• JOB
Determine the number of lines in these entries that hold the word "upper". Give the number and nothing more.

— START OF SUPPLIED MATERIAL —

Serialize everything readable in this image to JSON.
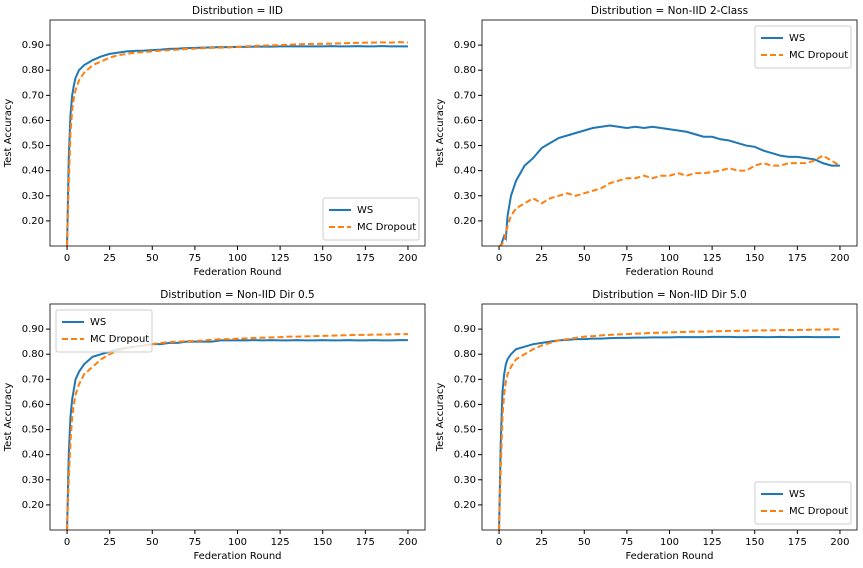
{
  "chart_data": [
    {
      "type": "line",
      "title": "Distribution = IID",
      "xlabel": "Federation Round",
      "ylabel": "Test Accuracy",
      "legend": "lower right",
      "grid": false,
      "xlim": [
        -10,
        210
      ],
      "xticks": [
        0,
        25,
        50,
        75,
        100,
        125,
        150,
        175,
        200
      ],
      "ylim": [
        0.1,
        1.0
      ],
      "yticks": [
        {
          "value": 0.2,
          "label": "0.20"
        },
        {
          "value": 0.3,
          "label": "0.30"
        },
        {
          "value": 0.4,
          "label": "0.40"
        },
        {
          "value": 0.5,
          "label": "0.50"
        },
        {
          "value": 0.6,
          "label": "0.60"
        },
        {
          "value": 0.7,
          "label": "0.70"
        },
        {
          "value": 0.8,
          "label": "0.80"
        },
        {
          "value": 0.9,
          "label": "0.90"
        }
      ],
      "x": [
        0,
        1,
        2,
        3,
        4,
        5,
        7,
        10,
        15,
        20,
        25,
        30,
        35,
        40,
        45,
        50,
        55,
        60,
        65,
        70,
        75,
        80,
        85,
        90,
        95,
        100,
        105,
        110,
        115,
        120,
        125,
        130,
        135,
        140,
        145,
        150,
        155,
        160,
        165,
        170,
        175,
        180,
        185,
        190,
        195,
        200
      ],
      "series": [
        {
          "name": "WS",
          "color": "#1f77b4",
          "linestyle": "solid",
          "values": [
            0.1,
            0.45,
            0.62,
            0.7,
            0.74,
            0.77,
            0.8,
            0.82,
            0.84,
            0.855,
            0.865,
            0.87,
            0.875,
            0.877,
            0.878,
            0.88,
            0.882,
            0.885,
            0.886,
            0.888,
            0.889,
            0.89,
            0.891,
            0.892,
            0.892,
            0.893,
            0.893,
            0.894,
            0.894,
            0.894,
            0.895,
            0.895,
            0.895,
            0.895,
            0.895,
            0.895,
            0.896,
            0.895,
            0.895,
            0.896,
            0.895,
            0.895,
            0.896,
            0.895,
            0.895,
            0.895
          ]
        },
        {
          "name": "MC Dropout",
          "color": "#ff7f0e",
          "linestyle": "dashed",
          "values": [
            0.1,
            0.35,
            0.55,
            0.64,
            0.69,
            0.72,
            0.76,
            0.79,
            0.82,
            0.835,
            0.85,
            0.86,
            0.865,
            0.87,
            0.872,
            0.875,
            0.878,
            0.88,
            0.882,
            0.885,
            0.886,
            0.888,
            0.889,
            0.89,
            0.891,
            0.893,
            0.895,
            0.897,
            0.898,
            0.899,
            0.9,
            0.902,
            0.903,
            0.904,
            0.905,
            0.905,
            0.906,
            0.907,
            0.908,
            0.909,
            0.91,
            0.91,
            0.911,
            0.91,
            0.912,
            0.91
          ]
        }
      ]
    },
    {
      "type": "line",
      "title": "Distribution = Non-IID 2-Class",
      "xlabel": "Federation Round",
      "ylabel": "Test Accuracy",
      "legend": "upper right",
      "grid": false,
      "xlim": [
        -10,
        210
      ],
      "xticks": [
        0,
        25,
        50,
        75,
        100,
        125,
        150,
        175,
        200
      ],
      "ylim": [
        0.1,
        1.0
      ],
      "yticks": [
        {
          "value": 0.2,
          "label": "0.20"
        },
        {
          "value": 0.3,
          "label": "0.30"
        },
        {
          "value": 0.4,
          "label": "0.40"
        },
        {
          "value": 0.5,
          "label": "0.50"
        },
        {
          "value": 0.6,
          "label": "0.60"
        },
        {
          "value": 0.7,
          "label": "0.70"
        },
        {
          "value": 0.8,
          "label": "0.80"
        },
        {
          "value": 0.9,
          "label": "0.90"
        }
      ],
      "x": [
        0,
        1,
        2,
        3,
        4,
        5,
        7,
        10,
        15,
        20,
        25,
        30,
        35,
        40,
        45,
        50,
        55,
        60,
        65,
        70,
        75,
        80,
        85,
        90,
        95,
        100,
        105,
        110,
        115,
        120,
        125,
        130,
        135,
        140,
        145,
        150,
        155,
        160,
        165,
        170,
        175,
        180,
        185,
        190,
        195,
        200
      ],
      "series": [
        {
          "name": "WS",
          "color": "#1f77b4",
          "linestyle": "solid",
          "values": [
            0.1,
            0.1,
            0.12,
            0.14,
            0.13,
            0.22,
            0.3,
            0.36,
            0.42,
            0.45,
            0.49,
            0.51,
            0.53,
            0.54,
            0.55,
            0.56,
            0.57,
            0.575,
            0.58,
            0.575,
            0.57,
            0.575,
            0.57,
            0.575,
            0.57,
            0.565,
            0.56,
            0.555,
            0.545,
            0.535,
            0.535,
            0.525,
            0.52,
            0.51,
            0.5,
            0.495,
            0.48,
            0.47,
            0.46,
            0.455,
            0.455,
            0.45,
            0.445,
            0.43,
            0.42,
            0.42
          ]
        },
        {
          "name": "MC Dropout",
          "color": "#ff7f0e",
          "linestyle": "dashed",
          "values": [
            0.1,
            0.1,
            0.11,
            0.12,
            0.15,
            0.18,
            0.22,
            0.25,
            0.27,
            0.29,
            0.27,
            0.29,
            0.3,
            0.31,
            0.3,
            0.31,
            0.32,
            0.33,
            0.35,
            0.36,
            0.37,
            0.37,
            0.38,
            0.37,
            0.38,
            0.38,
            0.39,
            0.38,
            0.39,
            0.39,
            0.395,
            0.4,
            0.41,
            0.4,
            0.4,
            0.42,
            0.43,
            0.42,
            0.42,
            0.43,
            0.43,
            0.43,
            0.44,
            0.46,
            0.44,
            0.42
          ]
        }
      ]
    },
    {
      "type": "line",
      "title": "Distribution = Non-IID Dir 0.5",
      "xlabel": "Federation Round",
      "ylabel": "Test Accuracy",
      "legend": "upper left",
      "grid": false,
      "xlim": [
        -10,
        210
      ],
      "xticks": [
        0,
        25,
        50,
        75,
        100,
        125,
        150,
        175,
        200
      ],
      "ylim": [
        0.1,
        1.0
      ],
      "yticks": [
        {
          "value": 0.2,
          "label": "0.20"
        },
        {
          "value": 0.3,
          "label": "0.30"
        },
        {
          "value": 0.4,
          "label": "0.40"
        },
        {
          "value": 0.5,
          "label": "0.50"
        },
        {
          "value": 0.6,
          "label": "0.60"
        },
        {
          "value": 0.7,
          "label": "0.70"
        },
        {
          "value": 0.8,
          "label": "0.80"
        },
        {
          "value": 0.9,
          "label": "0.90"
        }
      ],
      "x": [
        0,
        1,
        2,
        3,
        4,
        5,
        7,
        10,
        15,
        20,
        25,
        30,
        35,
        40,
        45,
        50,
        55,
        60,
        65,
        70,
        75,
        80,
        85,
        90,
        95,
        100,
        105,
        110,
        115,
        120,
        125,
        130,
        135,
        140,
        145,
        150,
        155,
        160,
        165,
        170,
        175,
        180,
        185,
        190,
        195,
        200
      ],
      "series": [
        {
          "name": "WS",
          "color": "#1f77b4",
          "linestyle": "solid",
          "values": [
            0.1,
            0.4,
            0.55,
            0.62,
            0.66,
            0.7,
            0.73,
            0.76,
            0.79,
            0.8,
            0.81,
            0.82,
            0.825,
            0.83,
            0.835,
            0.84,
            0.84,
            0.845,
            0.845,
            0.85,
            0.85,
            0.85,
            0.85,
            0.855,
            0.855,
            0.855,
            0.855,
            0.856,
            0.855,
            0.856,
            0.855,
            0.855,
            0.856,
            0.855,
            0.855,
            0.856,
            0.855,
            0.855,
            0.856,
            0.855,
            0.855,
            0.856,
            0.855,
            0.855,
            0.856,
            0.856
          ]
        },
        {
          "name": "MC Dropout",
          "color": "#ff7f0e",
          "linestyle": "dashed",
          "values": [
            0.1,
            0.3,
            0.45,
            0.55,
            0.6,
            0.64,
            0.68,
            0.72,
            0.75,
            0.78,
            0.8,
            0.815,
            0.825,
            0.83,
            0.835,
            0.84,
            0.845,
            0.848,
            0.85,
            0.852,
            0.853,
            0.855,
            0.857,
            0.86,
            0.86,
            0.862,
            0.863,
            0.865,
            0.866,
            0.867,
            0.868,
            0.87,
            0.87,
            0.871,
            0.872,
            0.873,
            0.874,
            0.875,
            0.876,
            0.877,
            0.877,
            0.878,
            0.878,
            0.879,
            0.88,
            0.88
          ]
        }
      ]
    },
    {
      "type": "line",
      "title": "Distribution = Non-IID Dir 5.0",
      "xlabel": "Federation Round",
      "ylabel": "Test Accuracy",
      "legend": "lower right",
      "grid": false,
      "xlim": [
        -10,
        210
      ],
      "xticks": [
        0,
        25,
        50,
        75,
        100,
        125,
        150,
        175,
        200
      ],
      "ylim": [
        0.1,
        1.0
      ],
      "yticks": [
        {
          "value": 0.2,
          "label": "0.20"
        },
        {
          "value": 0.3,
          "label": "0.30"
        },
        {
          "value": 0.4,
          "label": "0.40"
        },
        {
          "value": 0.5,
          "label": "0.50"
        },
        {
          "value": 0.6,
          "label": "0.60"
        },
        {
          "value": 0.7,
          "label": "0.70"
        },
        {
          "value": 0.8,
          "label": "0.80"
        },
        {
          "value": 0.9,
          "label": "0.90"
        }
      ],
      "x": [
        0,
        1,
        2,
        3,
        4,
        5,
        7,
        10,
        15,
        20,
        25,
        30,
        35,
        40,
        45,
        50,
        55,
        60,
        65,
        70,
        75,
        80,
        85,
        90,
        95,
        100,
        105,
        110,
        115,
        120,
        125,
        130,
        135,
        140,
        145,
        150,
        155,
        160,
        165,
        170,
        175,
        180,
        185,
        190,
        195,
        200
      ],
      "series": [
        {
          "name": "WS",
          "color": "#1f77b4",
          "linestyle": "solid",
          "values": [
            0.1,
            0.45,
            0.65,
            0.72,
            0.76,
            0.78,
            0.8,
            0.82,
            0.83,
            0.84,
            0.845,
            0.85,
            0.855,
            0.857,
            0.86,
            0.86,
            0.862,
            0.862,
            0.864,
            0.865,
            0.865,
            0.866,
            0.866,
            0.867,
            0.867,
            0.867,
            0.868,
            0.868,
            0.868,
            0.868,
            0.869,
            0.869,
            0.869,
            0.868,
            0.868,
            0.869,
            0.868,
            0.868,
            0.869,
            0.868,
            0.868,
            0.869,
            0.868,
            0.868,
            0.868,
            0.868
          ]
        },
        {
          "name": "MC Dropout",
          "color": "#ff7f0e",
          "linestyle": "dashed",
          "values": [
            0.1,
            0.35,
            0.55,
            0.64,
            0.69,
            0.72,
            0.75,
            0.78,
            0.8,
            0.82,
            0.835,
            0.845,
            0.855,
            0.86,
            0.865,
            0.87,
            0.872,
            0.875,
            0.877,
            0.879,
            0.88,
            0.882,
            0.883,
            0.885,
            0.886,
            0.887,
            0.888,
            0.889,
            0.89,
            0.89,
            0.891,
            0.892,
            0.893,
            0.893,
            0.894,
            0.894,
            0.895,
            0.895,
            0.896,
            0.896,
            0.897,
            0.897,
            0.898,
            0.898,
            0.899,
            0.899
          ]
        }
      ]
    }
  ]
}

— END OF SUPPLIED MATERIAL —

• EXERCISE ANSWER
2